### Data lines
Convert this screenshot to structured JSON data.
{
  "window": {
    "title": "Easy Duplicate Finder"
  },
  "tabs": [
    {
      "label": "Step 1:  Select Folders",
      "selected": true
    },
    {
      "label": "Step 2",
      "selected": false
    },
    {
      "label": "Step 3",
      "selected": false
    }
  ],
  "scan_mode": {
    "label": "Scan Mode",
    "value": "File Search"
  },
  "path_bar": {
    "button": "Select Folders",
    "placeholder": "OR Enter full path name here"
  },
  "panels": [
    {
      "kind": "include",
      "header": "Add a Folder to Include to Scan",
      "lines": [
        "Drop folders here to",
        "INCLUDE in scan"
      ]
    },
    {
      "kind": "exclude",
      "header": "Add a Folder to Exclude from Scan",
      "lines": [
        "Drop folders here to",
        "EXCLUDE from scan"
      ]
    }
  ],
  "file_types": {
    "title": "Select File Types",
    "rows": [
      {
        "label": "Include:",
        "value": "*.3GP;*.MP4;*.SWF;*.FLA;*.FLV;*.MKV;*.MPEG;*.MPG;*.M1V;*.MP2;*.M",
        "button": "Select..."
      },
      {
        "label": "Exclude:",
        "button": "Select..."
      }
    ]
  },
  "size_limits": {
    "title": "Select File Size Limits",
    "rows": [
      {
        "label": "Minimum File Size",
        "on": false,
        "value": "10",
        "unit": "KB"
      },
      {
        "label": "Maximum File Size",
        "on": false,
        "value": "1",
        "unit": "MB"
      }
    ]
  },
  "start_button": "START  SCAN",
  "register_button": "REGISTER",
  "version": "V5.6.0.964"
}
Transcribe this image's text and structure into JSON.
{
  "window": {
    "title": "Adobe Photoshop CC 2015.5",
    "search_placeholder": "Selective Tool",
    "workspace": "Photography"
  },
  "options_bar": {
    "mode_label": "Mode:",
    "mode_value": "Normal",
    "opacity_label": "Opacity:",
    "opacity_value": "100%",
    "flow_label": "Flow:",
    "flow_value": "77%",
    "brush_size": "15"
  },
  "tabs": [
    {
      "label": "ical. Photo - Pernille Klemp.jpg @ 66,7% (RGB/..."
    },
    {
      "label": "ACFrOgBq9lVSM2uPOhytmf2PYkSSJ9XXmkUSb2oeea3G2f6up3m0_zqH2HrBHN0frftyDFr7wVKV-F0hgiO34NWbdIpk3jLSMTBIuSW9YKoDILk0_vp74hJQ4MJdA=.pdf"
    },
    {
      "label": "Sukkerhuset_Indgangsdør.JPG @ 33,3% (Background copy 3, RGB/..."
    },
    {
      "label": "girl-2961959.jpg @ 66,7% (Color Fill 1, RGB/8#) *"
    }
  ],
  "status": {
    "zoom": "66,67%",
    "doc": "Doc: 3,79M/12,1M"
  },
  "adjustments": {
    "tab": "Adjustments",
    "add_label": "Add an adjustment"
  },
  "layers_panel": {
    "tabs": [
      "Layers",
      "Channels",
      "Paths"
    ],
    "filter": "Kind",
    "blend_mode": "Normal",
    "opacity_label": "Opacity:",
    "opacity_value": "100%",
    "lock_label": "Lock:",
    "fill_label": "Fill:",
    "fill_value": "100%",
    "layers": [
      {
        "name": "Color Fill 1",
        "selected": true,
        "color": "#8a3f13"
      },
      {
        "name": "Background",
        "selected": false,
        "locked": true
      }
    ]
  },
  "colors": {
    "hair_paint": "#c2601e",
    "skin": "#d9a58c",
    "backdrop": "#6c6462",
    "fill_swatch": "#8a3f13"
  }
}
######
Repeat the lines from the one containing "Transcribe this image's" through the end of the listing, exactly and without any other lines; both ends are included.

Transcribe this image's text and structure into JSON.
{
  "window": {
    "title": "Adobe Photoshop CC 2015.5",
    "search_placeholder": "Selective Tool",
    "workspace": "Photography"
  },
  "options_bar": {
    "mode_label": "Mode:",
    "mode_value": "Normal",
    "opacity_label": "Opacity:",
    "opacity_value": "100%",
    "flow_label": "Flow:",
    "flow_value": "77%",
    "brush_size": "15"
  },
  "tabs": [
    {
      "label": "ical. Photo - Pernille Klemp.jpg @ 66,7% (RGB/..."
    },
    {
      "label": "ACFrOgBq9lVSM2uPOhytmf2PYkSSJ9XXmkUSb2oeea3G2f6up3m0_zqH2HrBHN0frftyDFr7wVKV-F0hgiO34NWbdIpk3jLSMTBIuSW9YKoDILk0_vp74hJQ4MJdA=.pdf"
    },
    {
      "label": "Sukkerhuset_Indgangsdør.JPG @ 33,3% (Background copy 3, RGB/..."
    },
    {
      "label": "girl-2961959.jpg @ 66,7% (Color Fill 1, RGB/8#) *"
    }
  ],
  "status": {
    "zoom": "66,67%",
    "doc": "Doc: 3,79M/12,1M"
  },
  "adjustments": {
    "tab": "Adjustments",
    "add_label": "Add an adjustment"
  },
  "layers_panel": {
    "tabs": [
      "Layers",
      "Channels",
      "Paths"
    ],
    "filter": "Kind",
    "blend_mode": "Normal",
    "opacity_label": "Opacity:",
    "opacity_value": "100%",
    "lock_label": "Lock:",
    "fill_label": "Fill:",
    "fill_value": "100%",
    "layers": [
      {
        "name": "Color Fill 1",
        "selected": true,
        "color": "#8a3f13"
      },
      {
        "name": "Background",
        "selected": false,
        "locked": true
      }
    ]
  },
  "colors": {
    "hair_paint": "#c2601e",
    "skin": "#d9a58c",
    "backdrop": "#6c6462",
    "fill_swatch": "#8a3f13"
  }
}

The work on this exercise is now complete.